→ **TASK TO COMPLETE**
Reproduce each of the lines word for word.

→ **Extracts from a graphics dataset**
□ □ □ □ □
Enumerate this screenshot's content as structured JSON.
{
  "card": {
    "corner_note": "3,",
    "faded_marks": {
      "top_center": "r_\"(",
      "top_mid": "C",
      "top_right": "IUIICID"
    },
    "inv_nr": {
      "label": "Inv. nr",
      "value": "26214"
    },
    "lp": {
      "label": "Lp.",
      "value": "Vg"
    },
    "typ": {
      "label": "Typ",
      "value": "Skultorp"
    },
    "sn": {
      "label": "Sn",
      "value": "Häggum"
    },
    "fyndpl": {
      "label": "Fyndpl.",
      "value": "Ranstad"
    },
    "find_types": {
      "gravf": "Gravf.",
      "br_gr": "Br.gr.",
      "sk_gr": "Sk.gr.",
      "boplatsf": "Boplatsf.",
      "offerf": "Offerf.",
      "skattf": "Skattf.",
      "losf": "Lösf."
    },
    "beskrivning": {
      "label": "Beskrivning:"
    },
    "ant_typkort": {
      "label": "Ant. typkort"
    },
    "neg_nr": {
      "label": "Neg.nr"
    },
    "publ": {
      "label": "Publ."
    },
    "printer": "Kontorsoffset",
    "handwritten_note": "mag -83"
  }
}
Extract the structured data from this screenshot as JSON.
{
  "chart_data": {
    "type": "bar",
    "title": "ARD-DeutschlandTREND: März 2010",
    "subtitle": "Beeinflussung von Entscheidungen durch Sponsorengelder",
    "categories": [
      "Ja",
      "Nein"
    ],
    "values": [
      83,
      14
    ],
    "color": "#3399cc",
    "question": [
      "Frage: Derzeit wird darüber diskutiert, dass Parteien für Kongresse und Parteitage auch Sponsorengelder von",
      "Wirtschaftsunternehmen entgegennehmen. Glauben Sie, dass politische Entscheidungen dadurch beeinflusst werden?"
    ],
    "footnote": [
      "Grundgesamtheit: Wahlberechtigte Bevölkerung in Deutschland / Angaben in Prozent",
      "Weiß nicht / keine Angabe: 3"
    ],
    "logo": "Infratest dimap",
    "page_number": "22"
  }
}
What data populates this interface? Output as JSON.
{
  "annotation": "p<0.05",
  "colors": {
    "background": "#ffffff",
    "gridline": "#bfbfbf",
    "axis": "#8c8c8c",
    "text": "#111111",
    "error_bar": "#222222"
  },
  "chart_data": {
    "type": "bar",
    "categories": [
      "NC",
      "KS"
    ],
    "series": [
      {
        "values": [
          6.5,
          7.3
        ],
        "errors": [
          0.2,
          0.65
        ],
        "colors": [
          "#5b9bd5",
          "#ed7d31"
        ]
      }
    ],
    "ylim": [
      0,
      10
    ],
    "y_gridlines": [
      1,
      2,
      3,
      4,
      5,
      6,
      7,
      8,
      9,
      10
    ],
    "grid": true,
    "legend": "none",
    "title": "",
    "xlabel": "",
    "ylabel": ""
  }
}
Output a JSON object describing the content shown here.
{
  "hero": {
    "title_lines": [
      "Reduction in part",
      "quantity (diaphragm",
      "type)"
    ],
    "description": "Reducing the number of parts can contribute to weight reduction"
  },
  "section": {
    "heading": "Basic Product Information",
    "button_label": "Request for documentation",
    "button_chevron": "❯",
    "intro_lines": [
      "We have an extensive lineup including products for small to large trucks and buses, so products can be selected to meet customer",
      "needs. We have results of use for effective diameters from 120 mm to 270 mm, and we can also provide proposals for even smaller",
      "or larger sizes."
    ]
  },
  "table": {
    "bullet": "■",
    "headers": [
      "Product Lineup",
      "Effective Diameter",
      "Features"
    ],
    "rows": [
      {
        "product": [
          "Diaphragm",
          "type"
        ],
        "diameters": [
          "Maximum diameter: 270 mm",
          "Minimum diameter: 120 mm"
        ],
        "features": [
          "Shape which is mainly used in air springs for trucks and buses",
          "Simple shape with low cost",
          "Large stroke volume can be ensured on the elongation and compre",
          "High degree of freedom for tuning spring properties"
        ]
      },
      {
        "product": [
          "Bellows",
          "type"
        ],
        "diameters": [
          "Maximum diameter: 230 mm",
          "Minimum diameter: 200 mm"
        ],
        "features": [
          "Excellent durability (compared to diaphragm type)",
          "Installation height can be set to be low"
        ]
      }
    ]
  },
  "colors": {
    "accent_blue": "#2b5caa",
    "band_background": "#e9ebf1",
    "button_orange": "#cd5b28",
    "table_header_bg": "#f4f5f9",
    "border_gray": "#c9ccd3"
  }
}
□ □ □ □ □
→ **WRITTEN ANSWER**
Enumerate this screenshot's content as structured JSON.
{
  "card": {
    "corner_note": "3,",
    "faded_marks": {
      "top_center": "r_\"(",
      "top_mid": "C",
      "top_right": "IUIICID"
    },
    "inv_nr": {
      "label": "Inv. nr",
      "value": "26214"
    },
    "lp": {
      "label": "Lp.",
      "value": "Vg"
    },
    "typ": {
      "label": "Typ",
      "value": "Skultorp"
    },
    "sn": {
      "label": "Sn",
      "value": "Häggum"
    },
    "fyndpl": {
      "label": "Fyndpl.",
      "value": "Ranstad"
    },
    "find_types": {
      "gravf": "Gravf.",
      "br_gr": "Br.gr.",
      "sk_gr": "Sk.gr.",
      "boplatsf": "Boplatsf.",
      "offerf": "Offerf.",
      "skattf": "Skattf.",
      "losf": "Lösf."
    },
    "beskrivning": {
      "label": "Beskrivning:"
    },
    "ant_typkort": {
      "label": "Ant. typkort"
    },
    "neg_nr": {
      "label": "Neg.nr"
    },
    "publ": {
      "label": "Publ."
    },
    "printer": "Kontorsoffset",
    "handwritten_note": "mag -83"
  }
}
Extract the structured data from this screenshot as JSON.
{
  "chart_data": {
    "type": "bar",
    "title": "ARD-DeutschlandTREND: März 2010",
    "subtitle": "Beeinflussung von Entscheidungen durch Sponsorengelder",
    "categories": [
      "Ja",
      "Nein"
    ],
    "values": [
      83,
      14
    ],
    "color": "#3399cc",
    "question": [
      "Frage: Derzeit wird darüber diskutiert, dass Parteien für Kongresse und Parteitage auch Sponsorengelder von",
      "Wirtschaftsunternehmen entgegennehmen. Glauben Sie, dass politische Entscheidungen dadurch beeinflusst werden?"
    ],
    "footnote": [
      "Grundgesamtheit: Wahlberechtigte Bevölkerung in Deutschland / Angaben in Prozent",
      "Weiß nicht / keine Angabe: 3"
    ],
    "logo": "Infratest dimap",
    "page_number": "22"
  }
}
What data populates this interface? Output as JSON.
{
  "annotation": "p<0.05",
  "colors": {
    "background": "#ffffff",
    "gridline": "#bfbfbf",
    "axis": "#8c8c8c",
    "text": "#111111",
    "error_bar": "#222222"
  },
  "chart_data": {
    "type": "bar",
    "categories": [
      "NC",
      "KS"
    ],
    "series": [
      {
        "values": [
          6.5,
          7.3
        ],
        "errors": [
          0.2,
          0.65
        ],
        "colors": [
          "#5b9bd5",
          "#ed7d31"
        ]
      }
    ],
    "ylim": [
      0,
      10
    ],
    "y_gridlines": [
      1,
      2,
      3,
      4,
      5,
      6,
      7,
      8,
      9,
      10
    ],
    "grid": true,
    "legend": "none",
    "title": "",
    "xlabel": "",
    "ylabel": ""
  }
}
Output a JSON object describing the content shown here.
{
  "hero": {
    "title_lines": [
      "Reduction in part",
      "quantity (diaphragm",
      "type)"
    ],
    "description": "Reducing the number of parts can contribute to weight reduction"
  },
  "section": {
    "heading": "Basic Product Information",
    "button_label": "Request for documentation",
    "button_chevron": "❯",
    "intro_lines": [
      "We have an extensive lineup including products for small to large trucks and buses, so products can be selected to meet customer",
      "needs. We have results of use for effective diameters from 120 mm to 270 mm, and we can also provide proposals for even smaller",
      "or larger sizes."
    ]
  },
  "table": {
    "bullet": "■",
    "headers": [
      "Product Lineup",
      "Effective Diameter",
      "Features"
    ],
    "rows": [
      {
        "product": [
          "Diaphragm",
          "type"
        ],
        "diameters": [
          "Maximum diameter: 270 mm",
          "Minimum diameter: 120 mm"
        ],
        "features": [
          "Shape which is mainly used in air springs for trucks and buses",
          "Simple shape with low cost",
          "Large stroke volume can be ensured on the elongation and compre",
          "High degree of freedom for tuning spring properties"
        ]
      },
      {
        "product": [
          "Bellows",
          "type"
        ],
        "diameters": [
          "Maximum diameter: 230 mm",
          "Minimum diameter: 200 mm"
        ],
        "features": [
          "Excellent durability (compared to diaphragm type)",
          "Installation height can be set to be low"
        ]
      }
    ]
  },
  "colors": {
    "accent_blue": "#2b5caa",
    "band_background": "#e9ebf1",
    "button_orange": "#cd5b28",
    "table_header_bg": "#f4f5f9",
    "border_gray": "#c9ccd3"
  }
}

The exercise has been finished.